- ENTRIES
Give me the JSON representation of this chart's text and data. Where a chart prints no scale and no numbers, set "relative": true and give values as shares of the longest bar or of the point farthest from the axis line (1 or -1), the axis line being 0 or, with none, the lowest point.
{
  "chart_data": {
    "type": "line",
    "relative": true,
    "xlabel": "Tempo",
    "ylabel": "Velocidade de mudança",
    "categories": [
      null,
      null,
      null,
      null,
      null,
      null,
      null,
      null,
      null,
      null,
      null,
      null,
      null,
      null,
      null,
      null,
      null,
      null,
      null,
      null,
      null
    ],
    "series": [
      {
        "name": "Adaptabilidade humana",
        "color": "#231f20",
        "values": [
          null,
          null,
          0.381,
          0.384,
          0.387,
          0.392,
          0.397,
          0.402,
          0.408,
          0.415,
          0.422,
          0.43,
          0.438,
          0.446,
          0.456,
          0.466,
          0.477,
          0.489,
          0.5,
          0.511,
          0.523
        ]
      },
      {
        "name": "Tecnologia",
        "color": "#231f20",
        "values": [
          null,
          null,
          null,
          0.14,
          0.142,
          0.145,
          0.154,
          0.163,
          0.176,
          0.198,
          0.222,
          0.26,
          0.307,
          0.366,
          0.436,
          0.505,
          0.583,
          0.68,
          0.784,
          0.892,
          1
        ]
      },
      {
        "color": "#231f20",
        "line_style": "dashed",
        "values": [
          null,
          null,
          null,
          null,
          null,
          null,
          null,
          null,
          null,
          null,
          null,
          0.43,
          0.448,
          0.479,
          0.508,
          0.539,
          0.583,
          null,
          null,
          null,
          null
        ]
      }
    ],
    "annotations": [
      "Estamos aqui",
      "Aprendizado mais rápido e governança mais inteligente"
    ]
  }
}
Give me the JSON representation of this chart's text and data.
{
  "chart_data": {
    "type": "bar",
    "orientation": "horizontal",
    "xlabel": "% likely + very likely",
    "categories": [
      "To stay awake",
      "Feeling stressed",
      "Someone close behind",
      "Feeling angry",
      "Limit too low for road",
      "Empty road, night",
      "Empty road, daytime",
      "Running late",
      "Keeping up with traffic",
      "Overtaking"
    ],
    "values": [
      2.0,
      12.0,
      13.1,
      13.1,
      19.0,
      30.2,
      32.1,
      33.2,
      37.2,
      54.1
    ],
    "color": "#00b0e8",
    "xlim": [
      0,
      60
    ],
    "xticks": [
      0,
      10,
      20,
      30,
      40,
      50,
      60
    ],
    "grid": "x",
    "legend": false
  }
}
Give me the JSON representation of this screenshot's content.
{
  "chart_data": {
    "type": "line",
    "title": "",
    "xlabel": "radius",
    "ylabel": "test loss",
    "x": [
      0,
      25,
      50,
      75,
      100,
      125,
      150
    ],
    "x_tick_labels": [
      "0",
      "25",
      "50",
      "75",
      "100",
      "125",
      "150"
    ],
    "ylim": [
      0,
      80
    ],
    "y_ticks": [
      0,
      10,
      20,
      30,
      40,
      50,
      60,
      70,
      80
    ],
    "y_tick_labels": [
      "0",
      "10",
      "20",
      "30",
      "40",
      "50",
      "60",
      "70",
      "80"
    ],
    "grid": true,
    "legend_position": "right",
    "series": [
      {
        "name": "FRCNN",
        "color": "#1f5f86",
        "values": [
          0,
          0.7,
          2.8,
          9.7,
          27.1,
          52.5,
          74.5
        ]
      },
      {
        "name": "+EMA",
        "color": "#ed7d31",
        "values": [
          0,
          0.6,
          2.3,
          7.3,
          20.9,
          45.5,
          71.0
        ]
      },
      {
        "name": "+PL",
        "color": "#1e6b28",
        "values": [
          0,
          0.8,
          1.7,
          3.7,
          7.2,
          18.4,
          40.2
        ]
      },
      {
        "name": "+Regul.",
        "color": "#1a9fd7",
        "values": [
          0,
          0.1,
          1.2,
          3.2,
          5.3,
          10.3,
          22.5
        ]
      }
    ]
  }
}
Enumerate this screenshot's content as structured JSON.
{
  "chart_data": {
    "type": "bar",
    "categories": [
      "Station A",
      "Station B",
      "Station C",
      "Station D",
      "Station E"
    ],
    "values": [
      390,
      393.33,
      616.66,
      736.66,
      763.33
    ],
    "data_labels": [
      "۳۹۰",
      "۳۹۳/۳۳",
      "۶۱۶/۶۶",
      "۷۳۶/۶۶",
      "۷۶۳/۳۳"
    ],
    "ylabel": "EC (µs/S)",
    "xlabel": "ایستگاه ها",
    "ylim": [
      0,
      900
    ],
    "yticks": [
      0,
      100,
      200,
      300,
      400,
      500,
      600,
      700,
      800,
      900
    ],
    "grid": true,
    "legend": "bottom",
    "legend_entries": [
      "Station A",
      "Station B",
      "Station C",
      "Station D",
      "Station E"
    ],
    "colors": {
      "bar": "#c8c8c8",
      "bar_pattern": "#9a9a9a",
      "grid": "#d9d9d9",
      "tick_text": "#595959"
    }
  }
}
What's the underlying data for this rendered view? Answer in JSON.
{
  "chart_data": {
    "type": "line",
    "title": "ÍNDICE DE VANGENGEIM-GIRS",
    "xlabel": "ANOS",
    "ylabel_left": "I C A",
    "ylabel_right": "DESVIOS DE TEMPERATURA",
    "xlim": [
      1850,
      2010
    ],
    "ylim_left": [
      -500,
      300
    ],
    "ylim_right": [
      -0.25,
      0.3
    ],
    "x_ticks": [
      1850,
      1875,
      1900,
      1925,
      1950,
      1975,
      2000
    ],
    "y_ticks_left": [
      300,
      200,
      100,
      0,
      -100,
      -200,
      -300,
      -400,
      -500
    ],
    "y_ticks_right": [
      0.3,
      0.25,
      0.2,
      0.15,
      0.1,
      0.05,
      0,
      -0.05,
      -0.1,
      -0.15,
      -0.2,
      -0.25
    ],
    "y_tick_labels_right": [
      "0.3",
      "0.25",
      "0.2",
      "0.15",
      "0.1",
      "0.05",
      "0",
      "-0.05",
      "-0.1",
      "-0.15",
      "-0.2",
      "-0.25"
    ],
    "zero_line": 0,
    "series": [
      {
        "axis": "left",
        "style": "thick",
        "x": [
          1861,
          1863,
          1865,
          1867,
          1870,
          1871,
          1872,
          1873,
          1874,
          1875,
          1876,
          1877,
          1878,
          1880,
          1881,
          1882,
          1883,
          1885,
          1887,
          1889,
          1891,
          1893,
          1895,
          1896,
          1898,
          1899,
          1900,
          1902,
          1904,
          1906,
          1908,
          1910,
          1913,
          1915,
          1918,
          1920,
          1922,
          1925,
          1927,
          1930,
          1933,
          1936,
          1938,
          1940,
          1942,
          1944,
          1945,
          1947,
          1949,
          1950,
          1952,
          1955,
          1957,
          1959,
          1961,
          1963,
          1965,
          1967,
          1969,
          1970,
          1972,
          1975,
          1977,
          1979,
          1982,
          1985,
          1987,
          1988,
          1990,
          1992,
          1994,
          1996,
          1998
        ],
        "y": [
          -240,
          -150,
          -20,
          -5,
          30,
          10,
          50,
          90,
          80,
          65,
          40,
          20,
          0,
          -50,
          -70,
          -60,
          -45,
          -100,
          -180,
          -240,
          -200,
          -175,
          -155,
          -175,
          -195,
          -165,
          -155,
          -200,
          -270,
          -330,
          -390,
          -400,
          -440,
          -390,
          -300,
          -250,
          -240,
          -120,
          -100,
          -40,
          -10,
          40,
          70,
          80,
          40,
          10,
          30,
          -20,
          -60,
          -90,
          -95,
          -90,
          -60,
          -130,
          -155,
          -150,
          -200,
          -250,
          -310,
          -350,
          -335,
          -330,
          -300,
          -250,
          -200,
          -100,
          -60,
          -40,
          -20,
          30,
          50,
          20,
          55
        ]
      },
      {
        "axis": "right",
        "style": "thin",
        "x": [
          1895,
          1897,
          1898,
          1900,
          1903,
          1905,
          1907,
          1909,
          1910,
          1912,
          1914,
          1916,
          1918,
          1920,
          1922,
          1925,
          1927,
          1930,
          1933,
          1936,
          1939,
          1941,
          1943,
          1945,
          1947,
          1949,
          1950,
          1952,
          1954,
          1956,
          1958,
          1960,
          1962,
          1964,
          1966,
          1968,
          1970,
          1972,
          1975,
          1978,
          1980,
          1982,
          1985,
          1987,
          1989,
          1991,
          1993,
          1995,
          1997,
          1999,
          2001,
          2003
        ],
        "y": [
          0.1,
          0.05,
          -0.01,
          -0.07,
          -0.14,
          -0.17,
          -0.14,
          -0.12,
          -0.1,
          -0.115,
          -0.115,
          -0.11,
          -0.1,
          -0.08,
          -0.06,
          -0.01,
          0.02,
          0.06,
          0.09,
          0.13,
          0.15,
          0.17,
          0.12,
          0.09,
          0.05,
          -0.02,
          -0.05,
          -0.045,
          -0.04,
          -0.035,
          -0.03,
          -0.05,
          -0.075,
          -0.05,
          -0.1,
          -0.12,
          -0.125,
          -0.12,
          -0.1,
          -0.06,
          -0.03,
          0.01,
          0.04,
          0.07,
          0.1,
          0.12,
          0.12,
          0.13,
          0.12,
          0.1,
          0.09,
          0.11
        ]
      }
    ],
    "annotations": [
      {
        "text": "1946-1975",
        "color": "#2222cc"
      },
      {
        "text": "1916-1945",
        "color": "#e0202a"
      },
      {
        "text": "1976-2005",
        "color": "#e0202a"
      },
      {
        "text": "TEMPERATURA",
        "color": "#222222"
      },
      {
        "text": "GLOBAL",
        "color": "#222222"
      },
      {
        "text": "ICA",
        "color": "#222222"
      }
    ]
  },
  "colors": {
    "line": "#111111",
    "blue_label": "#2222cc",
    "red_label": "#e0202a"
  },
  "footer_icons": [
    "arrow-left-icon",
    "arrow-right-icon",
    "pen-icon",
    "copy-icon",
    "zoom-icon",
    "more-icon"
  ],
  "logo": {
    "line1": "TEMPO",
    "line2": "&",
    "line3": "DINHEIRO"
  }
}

- SET EXERCISE
In the records above, tally the lines where the word "with" appears, and give the number and nothing else.

- RESULT OF THE TASK
2